→ **Task description**:
List every line below containing "申请之日前".

··· Supplied material

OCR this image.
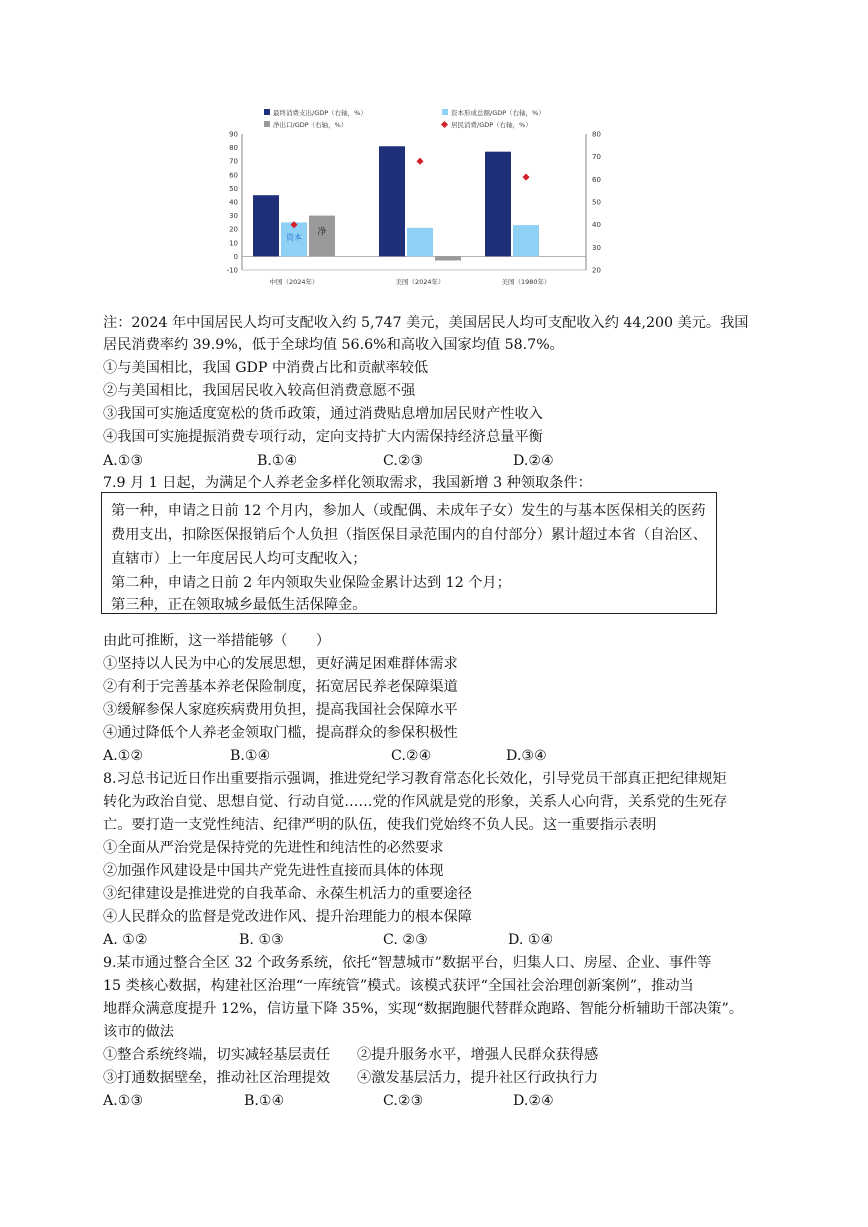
最终消费支出/GDP（右轴，%）	资本形成总额/GDP（右轴，%）
净出口/GDP（右轴，%）	居民消费/GDP（右轴，%）
90
80
70
60
50
40
30
20
10
0
-10
80
70
60
50
40
30
20
中国（2024年）	美国（2024年）	美国（1980年）
资本 净
注：2024 年中国居民人均可支配收入约 5,747 美元，美国居民人均可支配收入约 44,200 美元。我国
居民消费率约 39.9%，低于全球均值 56.6%和高收入国家均值 58.7%。
①与美国相比，我国 GDP 中消费占比和贡献率较低
②与美国相比，我国居民收入较高但消费意愿不强
③我国可实施适度宽松的货币政策，通过消费贴息增加居民财产性收入
④我国可实施提振消费专项行动，定向支持扩大内需保持经济总量平衡
A.①③	B.①④	C.②③	D.②④
7.9 月 1 日起，为满足个人养老金多样化领取需求，我国新增 3 种领取条件：
第一种，申请之日前 12 个月内，参加人（或配偶、未成年子女）发生的与基本医保相关的医药
费用支出，扣除医保报销后个人负担（指医保目录范围内的自付部分）累计超过本省（自治区、
直辖市）上一年度居民人均可支配收入；
第二种，申请之日前 2 年内领取失业保险金累计达到 12 个月；
第三种，正在领取城乡最低生活保障金。
由此可推断，这一举措能够（　　）
①坚持以人民为中心的发展思想，更好满足困难群体需求
②有利于完善基本养老保险制度，拓宽居民养老保障渠道
③缓解参保人家庭疾病费用负担，提高我国社会保障水平
④通过降低个人养老金领取门槛，提高群众的参保积极性
A.①②	B.①④	C.②④	D.③④
8.习总书记近日作出重要指示强调，推进党纪学习教育常态化长效化，引导党员干部真正把纪律规矩
转化为政治自觉、思想自觉、行动自觉……党的作风就是党的形象，关系人心向背，关系党的生死存
亡。要打造一支党性纯洁、纪律严明的队伍，使我们党始终不负人民。这一重要指示表明
①全面从严治党是保持党的先进性和纯洁性的必然要求
②加强作风建设是中国共产党先进性直接而具体的体现
③纪律建设是推进党的自我革命、永葆生机活力的重要途径
④人民群众的监督是党改进作风、提升治理能力的根本保障
A. ①②	B. ①③	C. ②③	D. ①④
9.某市通过整合全区 32 个政务系统，依托“智慧城市”数据平台，归集人口、房屋、企业、事件等
15 类核心数据，构建社区治理“一库统管”模式。该模式获评“全国社会治理创新案例”，推动当
地群众满意度提升 12%，信访量下降 35%，实现“数据跑腿代替群众跑路、智能分析辅助干部决策”。
该市的做法
①整合系统终端，切实减轻基层责任 ②提升服务水平，增强人民群众获得感
③打通数据壁垒，推动社区治理提效 ④激发基层活力，提升社区行政执行力
A.①③	B.①④	C.②③	D.②④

······

→ **Answer to the task**:
第一种，申请之日前 12 个月内，参加人（或配偶、未成年子女）发生的与基本医保相关的医药
第二种，申请之日前 2 年内领取失业保险金累计达到 12 个月；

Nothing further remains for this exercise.